■ Provided records
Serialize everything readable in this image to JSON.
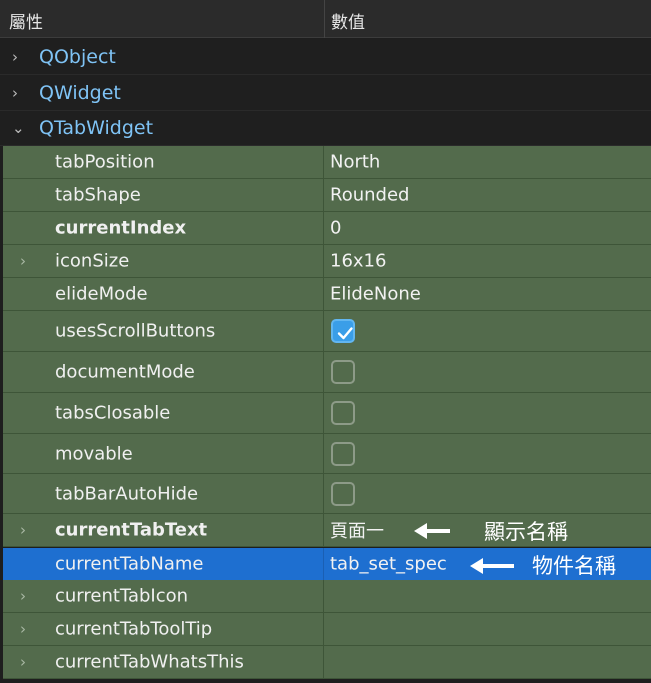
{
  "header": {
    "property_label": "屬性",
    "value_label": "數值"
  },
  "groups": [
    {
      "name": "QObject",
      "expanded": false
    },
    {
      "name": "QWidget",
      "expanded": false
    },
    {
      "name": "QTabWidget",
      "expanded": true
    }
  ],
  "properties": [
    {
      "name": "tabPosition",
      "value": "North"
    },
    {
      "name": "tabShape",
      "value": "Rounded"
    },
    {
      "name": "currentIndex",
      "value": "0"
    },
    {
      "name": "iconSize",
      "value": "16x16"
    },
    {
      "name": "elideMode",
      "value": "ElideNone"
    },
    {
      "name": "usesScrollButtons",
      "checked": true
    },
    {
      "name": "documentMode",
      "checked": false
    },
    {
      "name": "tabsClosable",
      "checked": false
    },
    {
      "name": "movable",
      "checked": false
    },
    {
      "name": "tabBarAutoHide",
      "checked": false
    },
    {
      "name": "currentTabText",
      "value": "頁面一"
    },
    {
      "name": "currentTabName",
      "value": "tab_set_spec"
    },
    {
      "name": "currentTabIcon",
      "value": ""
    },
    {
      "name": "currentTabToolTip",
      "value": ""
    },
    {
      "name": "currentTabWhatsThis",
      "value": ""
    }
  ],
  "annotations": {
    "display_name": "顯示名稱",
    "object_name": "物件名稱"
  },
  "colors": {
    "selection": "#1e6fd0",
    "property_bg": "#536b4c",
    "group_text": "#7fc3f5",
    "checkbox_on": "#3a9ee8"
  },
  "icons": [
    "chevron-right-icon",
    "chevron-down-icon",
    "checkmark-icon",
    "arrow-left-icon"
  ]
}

■ Short problem
Print all of the entries word for word. Omit the pictures they contain.

■ Exercise result
Serialize everything readable in this image to JSON.
{
  "header": {
    "property_label": "屬性",
    "value_label": "數值"
  },
  "groups": [
    {
      "name": "QObject",
      "expanded": false
    },
    {
      "name": "QWidget",
      "expanded": false
    },
    {
      "name": "QTabWidget",
      "expanded": true
    }
  ],
  "properties": [
    {
      "name": "tabPosition",
      "value": "North"
    },
    {
      "name": "tabShape",
      "value": "Rounded"
    },
    {
      "name": "currentIndex",
      "value": "0"
    },
    {
      "name": "iconSize",
      "value": "16x16"
    },
    {
      "name": "elideMode",
      "value": "ElideNone"
    },
    {
      "name": "usesScrollButtons",
      "checked": true
    },
    {
      "name": "documentMode",
      "checked": false
    },
    {
      "name": "tabsClosable",
      "checked": false
    },
    {
      "name": "movable",
      "checked": false
    },
    {
      "name": "tabBarAutoHide",
      "checked": false
    },
    {
      "name": "currentTabText",
      "value": "頁面一"
    },
    {
      "name": "currentTabName",
      "value": "tab_set_spec"
    },
    {
      "name": "currentTabIcon",
      "value": ""
    },
    {
      "name": "currentTabToolTip",
      "value": ""
    },
    {
      "name": "currentTabWhatsThis",
      "value": ""
    }
  ],
  "annotations": {
    "display_name": "顯示名稱",
    "object_name": "物件名稱"
  },
  "colors": {
    "selection": "#1e6fd0",
    "property_bg": "#536b4c",
    "group_text": "#7fc3f5",
    "checkbox_on": "#3a9ee8"
  },
  "icons": [
    "chevron-right-icon",
    "chevron-down-icon",
    "checkmark-icon",
    "arrow-left-icon"
  ]
}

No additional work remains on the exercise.